Dataset records
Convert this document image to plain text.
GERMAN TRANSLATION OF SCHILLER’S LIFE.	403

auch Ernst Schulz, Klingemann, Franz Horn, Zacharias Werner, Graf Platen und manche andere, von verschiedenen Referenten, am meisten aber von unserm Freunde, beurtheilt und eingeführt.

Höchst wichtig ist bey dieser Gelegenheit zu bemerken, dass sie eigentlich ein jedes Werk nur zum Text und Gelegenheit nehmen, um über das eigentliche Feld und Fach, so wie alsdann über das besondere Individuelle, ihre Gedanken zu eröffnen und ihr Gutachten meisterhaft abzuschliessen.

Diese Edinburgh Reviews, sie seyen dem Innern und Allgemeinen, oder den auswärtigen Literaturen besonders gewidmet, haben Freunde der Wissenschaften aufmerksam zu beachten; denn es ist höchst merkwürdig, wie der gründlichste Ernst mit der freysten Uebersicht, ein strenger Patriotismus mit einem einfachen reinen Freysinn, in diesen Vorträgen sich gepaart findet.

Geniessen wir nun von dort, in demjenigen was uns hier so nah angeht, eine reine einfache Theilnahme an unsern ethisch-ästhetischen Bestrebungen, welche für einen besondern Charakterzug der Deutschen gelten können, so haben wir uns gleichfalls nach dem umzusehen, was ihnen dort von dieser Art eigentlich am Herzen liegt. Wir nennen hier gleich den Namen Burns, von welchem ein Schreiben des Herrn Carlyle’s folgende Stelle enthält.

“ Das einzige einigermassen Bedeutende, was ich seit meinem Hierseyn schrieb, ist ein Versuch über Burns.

- [Goal] Extract each line of the material exactly as it stands.

- [Output for this exercise]
Convert this document image to plain text.
GERMAN TRANSLATION OF SCHILLER’S LIFE.	403

auch Ernst Schulz, Klingemann, Franz Horn, Zacharias Werner, Graf Platen und manche andere, von verschiedenen Referenten, am meisten aber von unserm Freunde, beurtheilt und eingeführt.

Höchst wichtig ist bey dieser Gelegenheit zu bemerken, dass sie eigentlich ein jedes Werk nur zum Text und Gelegenheit nehmen, um über das eigentliche Feld und Fach, so wie alsdann über das besondere Individuelle, ihre Gedanken zu eröffnen und ihr Gutachten meisterhaft abzuschliessen.

Diese Edinburgh Reviews, sie seyen dem Innern und Allgemeinen, oder den auswärtigen Literaturen besonders gewidmet, haben Freunde der Wissenschaften aufmerksam zu beachten; denn es ist höchst merkwürdig, wie der gründlichste Ernst mit der freysten Uebersicht, ein strenger Patriotismus mit einem einfachen reinen Freysinn, in diesen Vorträgen sich gepaart findet.

Geniessen wir nun von dort, in demjenigen was uns hier so nah angeht, eine reine einfache Theilnahme an unsern ethisch-ästhetischen Bestrebungen, welche für einen besondern Charakterzug der Deutschen gelten können, so haben wir uns gleichfalls nach dem umzusehen, was ihnen dort von dieser Art eigentlich am Herzen liegt. Wir nennen hier gleich den Namen Burns, von welchem ein Schreiben des Herrn Carlyle’s folgende Stelle enthält.

“ Das einzige einigermassen Bedeutende, was ich seit meinem Hierseyn schrieb, ist ein Versuch über Burns.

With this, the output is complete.